[YOUR OBJECTIVE]: Extract each line of the material that follows exactly and omit its pictures.

+ + +

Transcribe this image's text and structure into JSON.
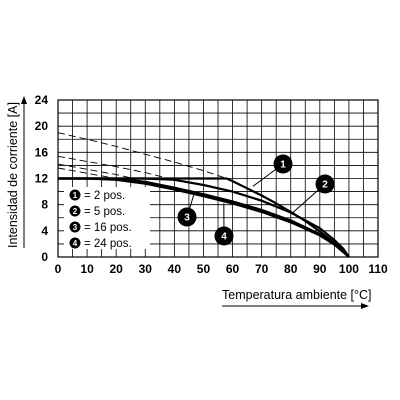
{
  "chart_data": {
    "type": "line",
    "xlabel": "Temperatura ambiente [°C]",
    "ylabel": "Intensidad de corriente [A]",
    "xlim": [
      0,
      110
    ],
    "ylim": [
      0,
      24
    ],
    "x_ticks": [
      "0",
      "10",
      "20",
      "30",
      "40",
      "50",
      "60",
      "70",
      "80",
      "90",
      "100",
      "110"
    ],
    "y_ticks": [
      "0",
      "4",
      "8",
      "12",
      "16",
      "20",
      "24"
    ],
    "grid": true,
    "series": [
      {
        "label": "1",
        "name": "= 2 pos.",
        "x": [
          0,
          10,
          20,
          30,
          40,
          50,
          58,
          60,
          65,
          70,
          75,
          80,
          85,
          90,
          95,
          98,
          100
        ],
        "y": [
          12,
          12,
          12,
          12,
          12,
          12,
          12,
          11.6,
          10.5,
          9.4,
          8.2,
          6.9,
          5.5,
          3.9,
          2.2,
          1.0,
          0
        ],
        "dashed_x": [
          0,
          10,
          20,
          30,
          40,
          50,
          58
        ],
        "dashed_y": [
          19.0,
          18.0,
          16.9,
          15.7,
          14.5,
          13.2,
          12.0
        ]
      },
      {
        "label": "2",
        "name": "= 5 pos.",
        "x": [
          0,
          10,
          20,
          30,
          40,
          50,
          60,
          70,
          80,
          90,
          95,
          98,
          100
        ],
        "y": [
          12,
          12,
          12,
          12,
          11.8,
          11.0,
          10.0,
          8.6,
          6.8,
          4.4,
          2.6,
          1.3,
          0
        ],
        "dashed_x": [
          0,
          10,
          20,
          30,
          38
        ],
        "dashed_y": [
          15.4,
          14.6,
          13.8,
          12.9,
          12.0
        ]
      },
      {
        "label": "3",
        "name": "= 16 pos.",
        "x": [
          0,
          10,
          20,
          30,
          40,
          50,
          60,
          70,
          80,
          90,
          95,
          100
        ],
        "y": [
          12,
          12,
          12,
          11.5,
          10.6,
          9.6,
          8.5,
          7.2,
          5.6,
          3.5,
          2.0,
          0
        ],
        "dashed_x": [
          0,
          10,
          20,
          26
        ],
        "dashed_y": [
          14.2,
          13.4,
          12.6,
          12.0
        ]
      },
      {
        "label": "4",
        "name": "= 24 pos.",
        "x": [
          0,
          10,
          20,
          30,
          40,
          50,
          60,
          70,
          80,
          90,
          95,
          100
        ],
        "y": [
          12,
          12,
          11.8,
          11.2,
          10.3,
          9.3,
          8.2,
          6.9,
          5.3,
          3.3,
          1.9,
          0
        ],
        "dashed_x": [
          0,
          10,
          20
        ],
        "dashed_y": [
          13.6,
          12.8,
          12.0
        ]
      }
    ],
    "callouts": [
      "1",
      "2",
      "3",
      "4"
    ]
  }
}
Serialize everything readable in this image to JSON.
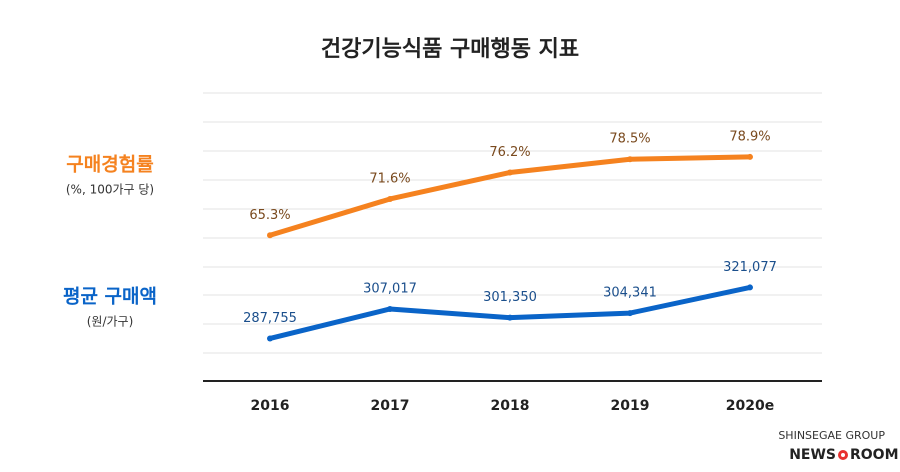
{
  "chart_data": {
    "type": "line",
    "title": "건강기능식품 구매행동 지표",
    "categories": [
      "2016",
      "2017",
      "2018",
      "2019",
      "2020e"
    ],
    "ylim": [
      40,
      90
    ],
    "y2lim": [
      260000,
      448000
    ],
    "series": [
      {
        "name": "구매경험률",
        "unit": "(%, 100가구 당)",
        "color": "#f5821f",
        "values": [
          65.3,
          71.6,
          76.2,
          78.5,
          78.9
        ],
        "value_labels": [
          "65.3%",
          "71.6%",
          "76.2%",
          "78.5%",
          "78.9%"
        ]
      },
      {
        "name": "평균 구매액",
        "unit": "(원/가구)",
        "color": "#0a64c8",
        "axis": "y2",
        "values": [
          287755,
          307017,
          301350,
          304341,
          321077
        ],
        "value_labels": [
          "287,755",
          "307,017",
          "301,350",
          "304,341",
          "321,077"
        ]
      }
    ]
  },
  "footer": {
    "group": "SHINSEGAE GROUP",
    "news": "NEWS",
    "room": "ROOM"
  }
}
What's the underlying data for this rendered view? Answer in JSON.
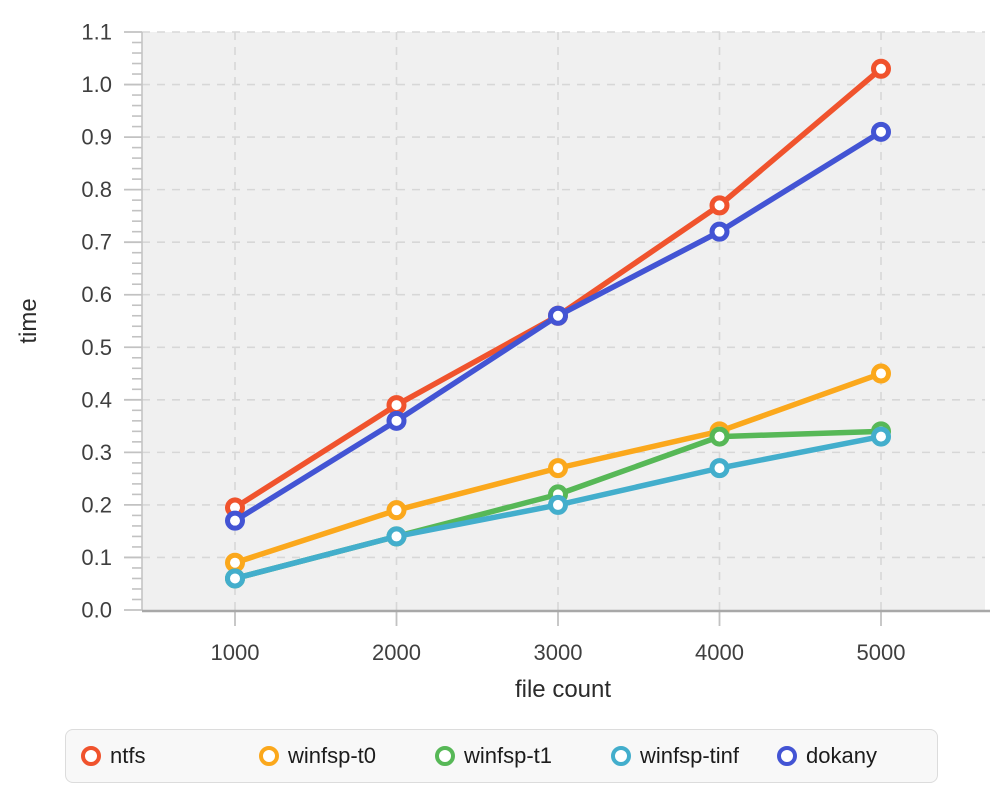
{
  "chart_data": {
    "type": "line",
    "title": "",
    "xlabel": "file count",
    "ylabel": "time",
    "x": [
      1000,
      2000,
      3000,
      4000,
      5000
    ],
    "xticks": [
      "1000",
      "2000",
      "3000",
      "4000",
      "5000"
    ],
    "yticks": [
      "0.0",
      "0.1",
      "0.2",
      "0.3",
      "0.4",
      "0.5",
      "0.6",
      "0.7",
      "0.8",
      "0.9",
      "1.0",
      "1.1"
    ],
    "ylim": [
      0,
      1.1
    ],
    "ytick_step": 0.1,
    "ytick_minor_step": 0.02,
    "grid": true,
    "grid_style": "dashed",
    "legend_position": "bottom",
    "plot_bg_color": "#f0f0f0",
    "grid_color": "#d7d7d7",
    "axis_color": "#a8a8a8",
    "series": [
      {
        "name": "ntfs",
        "color": "#f0532d",
        "values": [
          0.195,
          0.39,
          0.56,
          0.77,
          1.03
        ]
      },
      {
        "name": "winfsp-t0",
        "color": "#fba81c",
        "values": [
          0.09,
          0.19,
          0.27,
          0.34,
          0.45
        ]
      },
      {
        "name": "winfsp-t1",
        "color": "#57b857",
        "values": [
          0.06,
          0.14,
          0.22,
          0.33,
          0.34
        ]
      },
      {
        "name": "winfsp-tinf",
        "color": "#43aecc",
        "values": [
          0.06,
          0.14,
          0.2,
          0.27,
          0.33
        ]
      },
      {
        "name": "dokany",
        "color": "#4354d4",
        "values": [
          0.17,
          0.36,
          0.56,
          0.72,
          0.91
        ]
      }
    ]
  }
}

+ + +

[THE REPLY]:
Transcribe this image's text and structure into JSON.
{
  "chart_data": {
    "type": "line",
    "xlabel": "Temperatura ambiente [°C]",
    "ylabel": "Intensidad de corriente [A]",
    "xlim": [
      0,
      110
    ],
    "ylim": [
      0,
      24
    ],
    "x_ticks": [
      "0",
      "10",
      "20",
      "30",
      "40",
      "50",
      "60",
      "70",
      "80",
      "90",
      "100",
      "110"
    ],
    "y_ticks": [
      "0",
      "4",
      "8",
      "12",
      "16",
      "20",
      "24"
    ],
    "grid": true,
    "series": [
      {
        "label": "1",
        "name": "= 2 pos.",
        "x": [
          0,
          10,
          20,
          30,
          40,
          50,
          58,
          60,
          65,
          70,
          75,
          80,
          85,
          90,
          95,
          98,
          100
        ],
        "y": [
          12,
          12,
          12,
          12,
          12,
          12,
          12,
          11.6,
          10.5,
          9.4,
          8.2,
          6.9,
          5.5,
          3.9,
          2.2,
          1.0,
          0
        ],
        "dashed_x": [
          0,
          10,
          20,
          30,
          40,
          50,
          58
        ],
        "dashed_y": [
          19.0,
          18.0,
          16.9,
          15.7,
          14.5,
          13.2,
          12.0
        ]
      },
      {
        "label": "2",
        "name": "= 5 pos.",
        "x": [
          0,
          10,
          20,
          30,
          40,
          50,
          60,
          70,
          80,
          90,
          95,
          98,
          100
        ],
        "y": [
          12,
          12,
          12,
          12,
          11.8,
          11.0,
          10.0,
          8.6,
          6.8,
          4.4,
          2.6,
          1.3,
          0
        ],
        "dashed_x": [
          0,
          10,
          20,
          30,
          38
        ],
        "dashed_y": [
          15.4,
          14.6,
          13.8,
          12.9,
          12.0
        ]
      },
      {
        "label": "3",
        "name": "= 16 pos.",
        "x": [
          0,
          10,
          20,
          30,
          40,
          50,
          60,
          70,
          80,
          90,
          95,
          100
        ],
        "y": [
          12,
          12,
          12,
          11.5,
          10.6,
          9.6,
          8.5,
          7.2,
          5.6,
          3.5,
          2.0,
          0
        ],
        "dashed_x": [
          0,
          10,
          20,
          26
        ],
        "dashed_y": [
          14.2,
          13.4,
          12.6,
          12.0
        ]
      },
      {
        "label": "4",
        "name": "= 24 pos.",
        "x": [
          0,
          10,
          20,
          30,
          40,
          50,
          60,
          70,
          80,
          90,
          95,
          100
        ],
        "y": [
          12,
          12,
          11.8,
          11.2,
          10.3,
          9.3,
          8.2,
          6.9,
          5.3,
          3.3,
          1.9,
          0
        ],
        "dashed_x": [
          0,
          10,
          20
        ],
        "dashed_y": [
          13.6,
          12.8,
          12.0
        ]
      }
    ],
    "callouts": [
      "1",
      "2",
      "3",
      "4"
    ]
  }
}
Serialize everything readable in this image to JSON.
{
  "chart_data": {
    "type": "line",
    "title": "건강기능식품 구매행동 지표",
    "categories": [
      "2016",
      "2017",
      "2018",
      "2019",
      "2020e"
    ],
    "ylim": [
      40,
      90
    ],
    "y2lim": [
      260000,
      448000
    ],
    "series": [
      {
        "name": "구매경험률",
        "unit": "(%, 100가구 당)",
        "color": "#f5821f",
        "values": [
          65.3,
          71.6,
          76.2,
          78.5,
          78.9
        ],
        "value_labels": [
          "65.3%",
          "71.6%",
          "76.2%",
          "78.5%",
          "78.9%"
        ]
      },
      {
        "name": "평균 구매액",
        "unit": "(원/가구)",
        "color": "#0a64c8",
        "axis": "y2",
        "values": [
          287755,
          307017,
          301350,
          304341,
          321077
        ],
        "value_labels": [
          "287,755",
          "307,017",
          "301,350",
          "304,341",
          "321,077"
        ]
      }
    ]
  },
  "footer": {
    "group": "SHINSEGAE GROUP",
    "news": "NEWS",
    "room": "ROOM"
  }
}
What's the underlying data for this rendered view? Answer in JSON.
{
  "chart_data": {
    "type": "line",
    "title": "",
    "xlabel": "file count",
    "ylabel": "time",
    "x": [
      1000,
      2000,
      3000,
      4000,
      5000
    ],
    "xticks": [
      "1000",
      "2000",
      "3000",
      "4000",
      "5000"
    ],
    "yticks": [
      "0.0",
      "0.1",
      "0.2",
      "0.3",
      "0.4",
      "0.5",
      "0.6",
      "0.7",
      "0.8",
      "0.9",
      "1.0",
      "1.1"
    ],
    "ylim": [
      0,
      1.1
    ],
    "ytick_step": 0.1,
    "ytick_minor_step": 0.02,
    "grid": true,
    "grid_style": "dashed",
    "legend_position": "bottom",
    "plot_bg_color": "#f0f0f0",
    "grid_color": "#d7d7d7",
    "axis_color": "#a8a8a8",
    "series": [
      {
        "name": "ntfs",
        "color": "#f0532d",
        "values": [
          0.195,
          0.39,
          0.56,
          0.77,
          1.03
        ]
      },
      {
        "name": "winfsp-t0",
        "color": "#fba81c",
        "values": [
          0.09,
          0.19,
          0.27,
          0.34,
          0.45
        ]
      },
      {
        "name": "winfsp-t1",
        "color": "#57b857",
        "values": [
          0.06,
          0.14,
          0.22,
          0.33,
          0.34
        ]
      },
      {
        "name": "winfsp-tinf",
        "color": "#43aecc",
        "values": [
          0.06,
          0.14,
          0.2,
          0.27,
          0.33
        ]
      },
      {
        "name": "dokany",
        "color": "#4354d4",
        "values": [
          0.17,
          0.36,
          0.56,
          0.72,
          0.91
        ]
      }
    ]
  }
}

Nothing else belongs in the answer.